[Figure content listings]
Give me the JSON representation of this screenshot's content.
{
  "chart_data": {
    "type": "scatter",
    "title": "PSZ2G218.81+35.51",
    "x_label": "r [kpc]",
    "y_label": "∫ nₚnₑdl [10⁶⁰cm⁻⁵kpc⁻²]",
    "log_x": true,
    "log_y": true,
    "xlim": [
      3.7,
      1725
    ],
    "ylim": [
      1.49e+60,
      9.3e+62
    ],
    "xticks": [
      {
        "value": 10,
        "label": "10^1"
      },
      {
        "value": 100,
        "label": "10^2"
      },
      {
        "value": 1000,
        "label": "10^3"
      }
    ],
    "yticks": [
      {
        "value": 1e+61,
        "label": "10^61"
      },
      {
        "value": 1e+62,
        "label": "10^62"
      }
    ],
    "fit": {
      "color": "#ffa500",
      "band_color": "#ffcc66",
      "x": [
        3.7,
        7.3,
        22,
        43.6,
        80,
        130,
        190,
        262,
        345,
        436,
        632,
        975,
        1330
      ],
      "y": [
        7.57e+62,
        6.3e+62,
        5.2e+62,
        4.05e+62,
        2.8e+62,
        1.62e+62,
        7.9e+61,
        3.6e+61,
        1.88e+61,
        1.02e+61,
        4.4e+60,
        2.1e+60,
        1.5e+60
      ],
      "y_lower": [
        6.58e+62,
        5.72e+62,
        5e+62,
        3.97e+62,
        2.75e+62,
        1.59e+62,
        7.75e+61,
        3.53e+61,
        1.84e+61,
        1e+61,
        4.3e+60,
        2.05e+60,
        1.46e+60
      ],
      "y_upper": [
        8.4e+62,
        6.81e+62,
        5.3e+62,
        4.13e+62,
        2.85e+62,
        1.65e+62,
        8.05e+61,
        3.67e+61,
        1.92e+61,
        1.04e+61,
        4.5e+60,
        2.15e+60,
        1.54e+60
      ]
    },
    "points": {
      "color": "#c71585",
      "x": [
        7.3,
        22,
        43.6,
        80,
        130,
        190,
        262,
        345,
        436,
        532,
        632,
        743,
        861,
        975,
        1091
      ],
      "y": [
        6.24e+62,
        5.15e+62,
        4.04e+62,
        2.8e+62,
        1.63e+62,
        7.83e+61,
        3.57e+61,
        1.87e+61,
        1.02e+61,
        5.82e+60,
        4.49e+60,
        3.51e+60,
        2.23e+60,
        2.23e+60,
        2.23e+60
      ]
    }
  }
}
--
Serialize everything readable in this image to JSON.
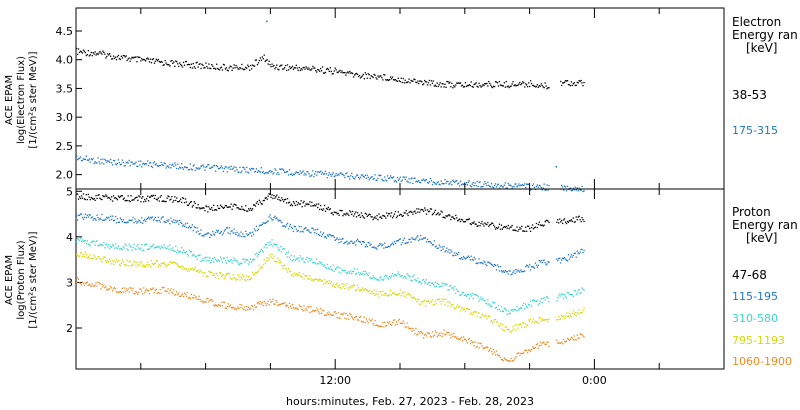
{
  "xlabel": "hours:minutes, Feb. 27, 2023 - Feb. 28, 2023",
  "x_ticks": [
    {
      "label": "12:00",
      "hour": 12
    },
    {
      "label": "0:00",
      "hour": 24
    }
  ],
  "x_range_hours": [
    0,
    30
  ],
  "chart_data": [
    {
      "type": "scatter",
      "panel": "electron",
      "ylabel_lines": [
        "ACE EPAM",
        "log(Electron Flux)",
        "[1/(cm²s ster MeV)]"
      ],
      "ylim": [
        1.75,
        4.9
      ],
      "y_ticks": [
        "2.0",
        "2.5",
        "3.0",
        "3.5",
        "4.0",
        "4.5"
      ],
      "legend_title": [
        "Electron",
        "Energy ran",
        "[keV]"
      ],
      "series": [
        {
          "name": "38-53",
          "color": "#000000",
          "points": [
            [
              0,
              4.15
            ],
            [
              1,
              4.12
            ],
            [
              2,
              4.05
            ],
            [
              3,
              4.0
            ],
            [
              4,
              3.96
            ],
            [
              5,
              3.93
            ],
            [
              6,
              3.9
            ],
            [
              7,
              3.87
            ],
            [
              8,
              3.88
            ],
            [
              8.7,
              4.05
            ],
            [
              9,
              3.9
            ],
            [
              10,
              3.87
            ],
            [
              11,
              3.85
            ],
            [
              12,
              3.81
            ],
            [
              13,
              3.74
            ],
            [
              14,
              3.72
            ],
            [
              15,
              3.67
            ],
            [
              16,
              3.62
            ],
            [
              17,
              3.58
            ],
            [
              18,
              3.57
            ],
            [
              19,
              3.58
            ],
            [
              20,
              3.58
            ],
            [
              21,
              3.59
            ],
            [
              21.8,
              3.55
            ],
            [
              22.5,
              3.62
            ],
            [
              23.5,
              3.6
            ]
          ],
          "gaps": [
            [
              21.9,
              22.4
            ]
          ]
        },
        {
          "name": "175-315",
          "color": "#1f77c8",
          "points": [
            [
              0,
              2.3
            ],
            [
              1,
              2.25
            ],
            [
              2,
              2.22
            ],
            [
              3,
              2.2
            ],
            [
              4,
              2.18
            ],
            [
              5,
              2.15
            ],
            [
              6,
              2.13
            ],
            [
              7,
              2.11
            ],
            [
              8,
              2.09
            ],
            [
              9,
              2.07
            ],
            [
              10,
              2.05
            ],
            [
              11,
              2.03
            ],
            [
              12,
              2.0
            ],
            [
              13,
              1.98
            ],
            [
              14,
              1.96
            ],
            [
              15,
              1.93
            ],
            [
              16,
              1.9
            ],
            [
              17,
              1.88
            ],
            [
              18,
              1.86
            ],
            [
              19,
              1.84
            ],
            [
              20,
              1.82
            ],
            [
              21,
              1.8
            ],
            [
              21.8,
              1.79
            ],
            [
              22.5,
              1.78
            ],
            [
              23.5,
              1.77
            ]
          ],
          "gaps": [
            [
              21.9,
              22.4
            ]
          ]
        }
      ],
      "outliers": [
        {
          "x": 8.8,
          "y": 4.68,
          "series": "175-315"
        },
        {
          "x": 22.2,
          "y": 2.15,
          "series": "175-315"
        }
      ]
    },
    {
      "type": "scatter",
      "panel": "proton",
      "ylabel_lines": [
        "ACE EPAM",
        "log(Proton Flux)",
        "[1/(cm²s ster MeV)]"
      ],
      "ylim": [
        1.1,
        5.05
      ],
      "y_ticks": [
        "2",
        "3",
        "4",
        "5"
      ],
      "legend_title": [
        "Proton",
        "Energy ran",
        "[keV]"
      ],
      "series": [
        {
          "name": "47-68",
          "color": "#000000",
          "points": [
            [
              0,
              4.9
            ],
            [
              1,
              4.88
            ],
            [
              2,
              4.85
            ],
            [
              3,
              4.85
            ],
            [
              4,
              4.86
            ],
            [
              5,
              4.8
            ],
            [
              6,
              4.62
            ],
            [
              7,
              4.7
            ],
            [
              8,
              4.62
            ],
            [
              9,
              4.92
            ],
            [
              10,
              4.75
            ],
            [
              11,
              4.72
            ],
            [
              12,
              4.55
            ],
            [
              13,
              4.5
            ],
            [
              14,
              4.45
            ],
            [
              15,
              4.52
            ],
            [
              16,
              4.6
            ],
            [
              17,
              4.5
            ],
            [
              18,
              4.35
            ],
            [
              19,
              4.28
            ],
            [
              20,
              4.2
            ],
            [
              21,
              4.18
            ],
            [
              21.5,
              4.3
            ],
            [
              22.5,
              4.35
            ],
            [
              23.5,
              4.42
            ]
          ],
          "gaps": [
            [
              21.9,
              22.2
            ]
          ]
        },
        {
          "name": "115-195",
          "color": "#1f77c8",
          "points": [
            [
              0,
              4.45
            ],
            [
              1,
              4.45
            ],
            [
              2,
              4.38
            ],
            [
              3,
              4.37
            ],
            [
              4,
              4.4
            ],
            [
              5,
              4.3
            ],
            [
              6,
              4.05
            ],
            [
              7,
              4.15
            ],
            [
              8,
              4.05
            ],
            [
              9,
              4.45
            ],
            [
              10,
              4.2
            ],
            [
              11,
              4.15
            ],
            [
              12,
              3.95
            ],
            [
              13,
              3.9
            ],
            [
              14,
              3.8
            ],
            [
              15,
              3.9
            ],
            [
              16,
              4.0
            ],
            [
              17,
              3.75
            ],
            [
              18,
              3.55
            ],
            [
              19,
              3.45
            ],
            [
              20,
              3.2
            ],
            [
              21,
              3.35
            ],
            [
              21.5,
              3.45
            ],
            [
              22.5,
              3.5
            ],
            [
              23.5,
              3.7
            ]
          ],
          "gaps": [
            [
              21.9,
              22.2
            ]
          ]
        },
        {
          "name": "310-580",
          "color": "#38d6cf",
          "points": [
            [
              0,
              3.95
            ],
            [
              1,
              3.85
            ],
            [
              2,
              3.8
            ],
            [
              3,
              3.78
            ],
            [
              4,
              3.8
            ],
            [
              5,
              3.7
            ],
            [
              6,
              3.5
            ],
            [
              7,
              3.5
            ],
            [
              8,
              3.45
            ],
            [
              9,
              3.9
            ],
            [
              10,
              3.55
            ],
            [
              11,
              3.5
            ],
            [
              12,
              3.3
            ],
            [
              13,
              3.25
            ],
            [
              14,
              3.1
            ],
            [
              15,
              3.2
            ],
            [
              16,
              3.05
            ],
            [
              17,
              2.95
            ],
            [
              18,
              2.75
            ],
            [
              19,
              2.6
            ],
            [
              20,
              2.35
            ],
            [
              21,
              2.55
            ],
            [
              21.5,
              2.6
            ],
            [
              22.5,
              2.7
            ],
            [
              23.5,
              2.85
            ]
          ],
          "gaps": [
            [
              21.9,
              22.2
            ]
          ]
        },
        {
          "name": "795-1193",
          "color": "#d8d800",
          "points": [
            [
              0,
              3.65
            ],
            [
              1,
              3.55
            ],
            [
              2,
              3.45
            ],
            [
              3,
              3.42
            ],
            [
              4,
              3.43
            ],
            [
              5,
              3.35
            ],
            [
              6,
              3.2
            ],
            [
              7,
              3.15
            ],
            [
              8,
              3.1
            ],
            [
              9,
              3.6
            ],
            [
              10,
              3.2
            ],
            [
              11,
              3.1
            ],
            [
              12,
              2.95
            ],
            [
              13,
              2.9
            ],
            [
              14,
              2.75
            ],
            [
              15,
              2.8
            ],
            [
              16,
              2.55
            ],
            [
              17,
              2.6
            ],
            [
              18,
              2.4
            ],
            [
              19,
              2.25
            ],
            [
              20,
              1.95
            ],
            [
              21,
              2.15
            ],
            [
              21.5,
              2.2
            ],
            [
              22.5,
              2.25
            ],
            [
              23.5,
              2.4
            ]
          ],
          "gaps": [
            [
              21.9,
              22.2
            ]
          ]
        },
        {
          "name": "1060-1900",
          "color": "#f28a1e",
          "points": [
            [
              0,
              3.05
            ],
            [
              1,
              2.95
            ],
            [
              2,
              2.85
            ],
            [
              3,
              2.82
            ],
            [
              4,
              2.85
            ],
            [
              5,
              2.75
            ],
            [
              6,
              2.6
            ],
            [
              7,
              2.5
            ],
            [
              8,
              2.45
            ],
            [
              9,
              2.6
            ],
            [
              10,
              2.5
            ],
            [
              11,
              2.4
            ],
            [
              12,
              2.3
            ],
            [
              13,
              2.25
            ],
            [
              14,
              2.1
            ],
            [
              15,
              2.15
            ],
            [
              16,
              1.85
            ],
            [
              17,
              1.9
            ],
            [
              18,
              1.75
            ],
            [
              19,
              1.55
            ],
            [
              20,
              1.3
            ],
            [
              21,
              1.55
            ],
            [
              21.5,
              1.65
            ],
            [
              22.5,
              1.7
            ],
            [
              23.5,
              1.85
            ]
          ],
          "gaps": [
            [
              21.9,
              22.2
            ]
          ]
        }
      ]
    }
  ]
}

▸ Direction:
Give every line of the material that includes the string "this".

▸ Final answer:
Give me the JSON representation of this screenshot's content.
Serialize everything readable in this image to JSON.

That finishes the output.